_Short task_
Restate the listing that follows word for word, without its pictures.

_Provided information_
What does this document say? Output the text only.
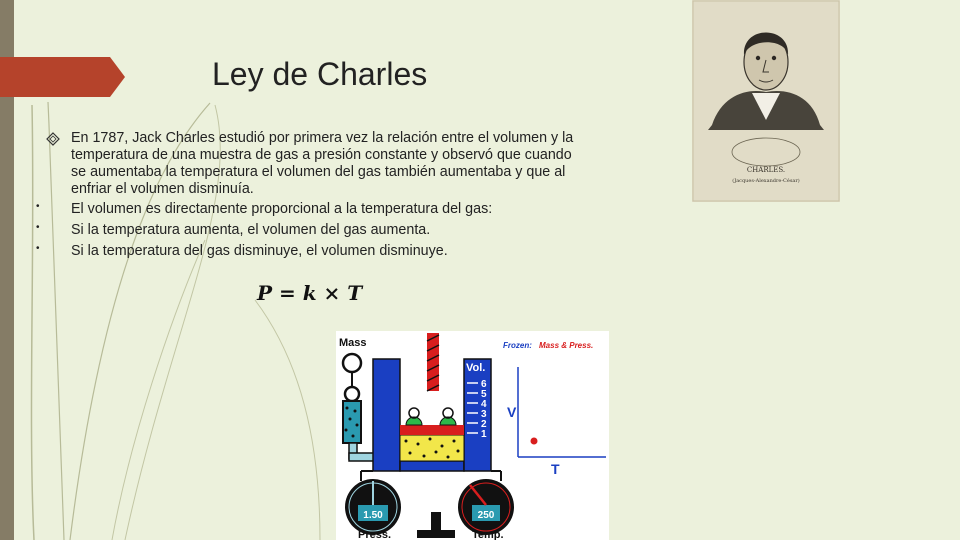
Ley de Charles
CHARLES.
(Jacques-Alexandre-César)
En 1787, Jack Charles estudió por primera vez la relación entre el volumen y la temperatura de una muestra de gas a presión constante y observó que cuando se aumentaba la temperatura el volumen del gas también aumentaba y que al enfriar el volumen disminuía.
• El volumen es directamente proporcional a la temperatura del gas:
• Si la temperatura aumenta, el volumen del gas aumenta.
• Si la temperatura del gas disminuye, el volumen disminuye.
P = k × T
Mass	Frozen: Mass & Press.
Vol.
6
5
4
3
2
1
V
T
1.50
Press.
250
Temp.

_Exercise answer_
What does this document say? Output the text only.
Ley de Charles
CHARLES.
(Jacques-Alexandre-César)
En 1787, Jack Charles estudió por primera vez la relación entre el volumen y la temperatura de una muestra de gas a presión constante y observó que cuando se aumentaba la temperatura el volumen del gas también aumentaba y que al enfriar el volumen disminuía.
• El volumen es directamente proporcional a la temperatura del gas:
• Si la temperatura aumenta, el volumen del gas aumenta.
• Si la temperatura del gas disminuye, el volumen disminuye.
P = k × T
Mass	Frozen: Mass & Press.
Vol.
6
5
4
3
2
1
V
T
1.50
Press.
250
Temp.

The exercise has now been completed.